SHORT TASK: Each line of the material below should be reproduced exactly.

PROVIDED DATA:

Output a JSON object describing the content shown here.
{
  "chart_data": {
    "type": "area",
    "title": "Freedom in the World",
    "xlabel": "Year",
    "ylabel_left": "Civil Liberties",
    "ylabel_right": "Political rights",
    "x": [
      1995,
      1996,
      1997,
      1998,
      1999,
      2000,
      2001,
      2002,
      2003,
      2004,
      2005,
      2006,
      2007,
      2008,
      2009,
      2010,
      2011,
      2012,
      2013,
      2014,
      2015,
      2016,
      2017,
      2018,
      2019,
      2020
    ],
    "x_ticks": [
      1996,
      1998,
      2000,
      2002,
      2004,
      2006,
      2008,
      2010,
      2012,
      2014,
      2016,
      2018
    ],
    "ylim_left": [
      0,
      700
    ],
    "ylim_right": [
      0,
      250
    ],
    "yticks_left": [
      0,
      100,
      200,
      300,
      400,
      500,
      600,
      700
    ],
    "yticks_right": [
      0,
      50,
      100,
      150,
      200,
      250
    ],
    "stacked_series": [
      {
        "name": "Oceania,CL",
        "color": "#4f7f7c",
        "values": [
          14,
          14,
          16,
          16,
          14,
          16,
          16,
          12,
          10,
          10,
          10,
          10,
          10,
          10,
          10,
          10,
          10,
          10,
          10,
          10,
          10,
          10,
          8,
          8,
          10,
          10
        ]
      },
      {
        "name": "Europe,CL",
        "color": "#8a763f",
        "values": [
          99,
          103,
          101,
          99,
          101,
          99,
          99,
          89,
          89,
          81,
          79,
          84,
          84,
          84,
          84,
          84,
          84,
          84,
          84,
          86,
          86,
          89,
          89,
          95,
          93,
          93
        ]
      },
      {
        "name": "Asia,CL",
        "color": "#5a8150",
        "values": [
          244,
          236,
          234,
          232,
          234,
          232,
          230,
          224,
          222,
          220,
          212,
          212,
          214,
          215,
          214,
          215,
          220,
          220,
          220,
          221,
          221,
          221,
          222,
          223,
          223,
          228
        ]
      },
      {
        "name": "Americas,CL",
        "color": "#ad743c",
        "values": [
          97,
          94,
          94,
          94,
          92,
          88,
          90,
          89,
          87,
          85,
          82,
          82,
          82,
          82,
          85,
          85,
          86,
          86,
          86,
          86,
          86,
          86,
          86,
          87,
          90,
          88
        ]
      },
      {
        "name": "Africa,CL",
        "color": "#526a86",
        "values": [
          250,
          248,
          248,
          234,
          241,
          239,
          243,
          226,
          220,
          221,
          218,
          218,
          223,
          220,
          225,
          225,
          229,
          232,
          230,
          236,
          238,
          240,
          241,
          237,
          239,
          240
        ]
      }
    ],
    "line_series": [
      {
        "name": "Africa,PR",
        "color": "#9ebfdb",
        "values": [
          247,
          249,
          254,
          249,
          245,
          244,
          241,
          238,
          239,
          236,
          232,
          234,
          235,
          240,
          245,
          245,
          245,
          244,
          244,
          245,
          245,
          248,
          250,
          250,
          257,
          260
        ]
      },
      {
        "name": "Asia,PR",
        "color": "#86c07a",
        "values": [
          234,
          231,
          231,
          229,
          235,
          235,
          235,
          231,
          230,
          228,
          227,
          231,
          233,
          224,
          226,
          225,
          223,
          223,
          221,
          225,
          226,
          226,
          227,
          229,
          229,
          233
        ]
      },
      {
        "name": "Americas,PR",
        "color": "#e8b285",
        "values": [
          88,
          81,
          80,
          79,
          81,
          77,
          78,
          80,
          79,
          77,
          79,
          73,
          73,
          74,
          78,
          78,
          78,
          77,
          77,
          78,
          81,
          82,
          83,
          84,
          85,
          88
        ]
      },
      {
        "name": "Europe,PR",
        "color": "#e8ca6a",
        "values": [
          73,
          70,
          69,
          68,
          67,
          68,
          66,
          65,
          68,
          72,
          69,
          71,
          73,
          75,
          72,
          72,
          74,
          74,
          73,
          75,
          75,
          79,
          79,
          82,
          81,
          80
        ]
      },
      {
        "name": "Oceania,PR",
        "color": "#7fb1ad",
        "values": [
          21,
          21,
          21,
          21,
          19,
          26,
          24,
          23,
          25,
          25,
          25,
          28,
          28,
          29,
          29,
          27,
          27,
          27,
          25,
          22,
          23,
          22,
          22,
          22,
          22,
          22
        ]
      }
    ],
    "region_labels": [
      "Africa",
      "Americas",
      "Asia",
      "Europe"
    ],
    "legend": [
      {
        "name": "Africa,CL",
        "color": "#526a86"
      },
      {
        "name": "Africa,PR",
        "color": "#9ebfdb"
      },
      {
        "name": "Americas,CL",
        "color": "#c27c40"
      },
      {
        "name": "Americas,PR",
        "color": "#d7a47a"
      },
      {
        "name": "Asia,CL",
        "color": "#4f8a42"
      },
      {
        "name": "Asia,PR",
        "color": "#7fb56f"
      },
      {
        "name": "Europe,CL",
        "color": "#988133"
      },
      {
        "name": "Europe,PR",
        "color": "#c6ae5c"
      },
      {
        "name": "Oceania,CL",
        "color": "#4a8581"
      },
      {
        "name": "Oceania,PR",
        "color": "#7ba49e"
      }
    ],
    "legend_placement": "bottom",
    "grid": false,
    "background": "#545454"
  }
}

SOLVED EXERCISE:
Output a JSON object describing the content shown here.
{
  "chart_data": {
    "type": "area",
    "title": "Freedom in the World",
    "xlabel": "Year",
    "ylabel_left": "Civil Liberties",
    "ylabel_right": "Political rights",
    "x": [
      1995,
      1996,
      1997,
      1998,
      1999,
      2000,
      2001,
      2002,
      2003,
      2004,
      2005,
      2006,
      2007,
      2008,
      2009,
      2010,
      2011,
      2012,
      2013,
      2014,
      2015,
      2016,
      2017,
      2018,
      2019,
      2020
    ],
    "x_ticks": [
      1996,
      1998,
      2000,
      2002,
      2004,
      2006,
      2008,
      2010,
      2012,
      2014,
      2016,
      2018
    ],
    "ylim_left": [
      0,
      700
    ],
    "ylim_right": [
      0,
      250
    ],
    "yticks_left": [
      0,
      100,
      200,
      300,
      400,
      500,
      600,
      700
    ],
    "yticks_right": [
      0,
      50,
      100,
      150,
      200,
      250
    ],
    "stacked_series": [
      {
        "name": "Oceania,CL",
        "color": "#4f7f7c",
        "values": [
          14,
          14,
          16,
          16,
          14,
          16,
          16,
          12,
          10,
          10,
          10,
          10,
          10,
          10,
          10,
          10,
          10,
          10,
          10,
          10,
          10,
          10,
          8,
          8,
          10,
          10
        ]
      },
      {
        "name": "Europe,CL",
        "color": "#8a763f",
        "values": [
          99,
          103,
          101,
          99,
          101,
          99,
          99,
          89,
          89,
          81,
          79,
          84,
          84,
          84,
          84,
          84,
          84,
          84,
          84,
          86,
          86,
          89,
          89,
          95,
          93,
          93
        ]
      },
      {
        "name": "Asia,CL",
        "color": "#5a8150",
        "values": [
          244,
          236,
          234,
          232,
          234,
          232,
          230,
          224,
          222,
          220,
          212,
          212,
          214,
          215,
          214,
          215,
          220,
          220,
          220,
          221,
          221,
          221,
          222,
          223,
          223,
          228
        ]
      },
      {
        "name": "Americas,CL",
        "color": "#ad743c",
        "values": [
          97,
          94,
          94,
          94,
          92,
          88,
          90,
          89,
          87,
          85,
          82,
          82,
          82,
          82,
          85,
          85,
          86,
          86,
          86,
          86,
          86,
          86,
          86,
          87,
          90,
          88
        ]
      },
      {
        "name": "Africa,CL",
        "color": "#526a86",
        "values": [
          250,
          248,
          248,
          234,
          241,
          239,
          243,
          226,
          220,
          221,
          218,
          218,
          223,
          220,
          225,
          225,
          229,
          232,
          230,
          236,
          238,
          240,
          241,
          237,
          239,
          240
        ]
      }
    ],
    "line_series": [
      {
        "name": "Africa,PR",
        "color": "#9ebfdb",
        "values": [
          247,
          249,
          254,
          249,
          245,
          244,
          241,
          238,
          239,
          236,
          232,
          234,
          235,
          240,
          245,
          245,
          245,
          244,
          244,
          245,
          245,
          248,
          250,
          250,
          257,
          260
        ]
      },
      {
        "name": "Asia,PR",
        "color": "#86c07a",
        "values": [
          234,
          231,
          231,
          229,
          235,
          235,
          235,
          231,
          230,
          228,
          227,
          231,
          233,
          224,
          226,
          225,
          223,
          223,
          221,
          225,
          226,
          226,
          227,
          229,
          229,
          233
        ]
      },
      {
        "name": "Americas,PR",
        "color": "#e8b285",
        "values": [
          88,
          81,
          80,
          79,
          81,
          77,
          78,
          80,
          79,
          77,
          79,
          73,
          73,
          74,
          78,
          78,
          78,
          77,
          77,
          78,
          81,
          82,
          83,
          84,
          85,
          88
        ]
      },
      {
        "name": "Europe,PR",
        "color": "#e8ca6a",
        "values": [
          73,
          70,
          69,
          68,
          67,
          68,
          66,
          65,
          68,
          72,
          69,
          71,
          73,
          75,
          72,
          72,
          74,
          74,
          73,
          75,
          75,
          79,
          79,
          82,
          81,
          80
        ]
      },
      {
        "name": "Oceania,PR",
        "color": "#7fb1ad",
        "values": [
          21,
          21,
          21,
          21,
          19,
          26,
          24,
          23,
          25,
          25,
          25,
          28,
          28,
          29,
          29,
          27,
          27,
          27,
          25,
          22,
          23,
          22,
          22,
          22,
          22,
          22
        ]
      }
    ],
    "region_labels": [
      "Africa",
      "Americas",
      "Asia",
      "Europe"
    ],
    "legend": [
      {
        "name": "Africa,CL",
        "color": "#526a86"
      },
      {
        "name": "Africa,PR",
        "color": "#9ebfdb"
      },
      {
        "name": "Americas,CL",
        "color": "#c27c40"
      },
      {
        "name": "Americas,PR",
        "color": "#d7a47a"
      },
      {
        "name": "Asia,CL",
        "color": "#4f8a42"
      },
      {
        "name": "Asia,PR",
        "color": "#7fb56f"
      },
      {
        "name": "Europe,CL",
        "color": "#988133"
      },
      {
        "name": "Europe,PR",
        "color": "#c6ae5c"
      },
      {
        "name": "Oceania,CL",
        "color": "#4a8581"
      },
      {
        "name": "Oceania,PR",
        "color": "#7ba49e"
      }
    ],
    "legend_placement": "bottom",
    "grid": false,
    "background": "#545454"
  }
}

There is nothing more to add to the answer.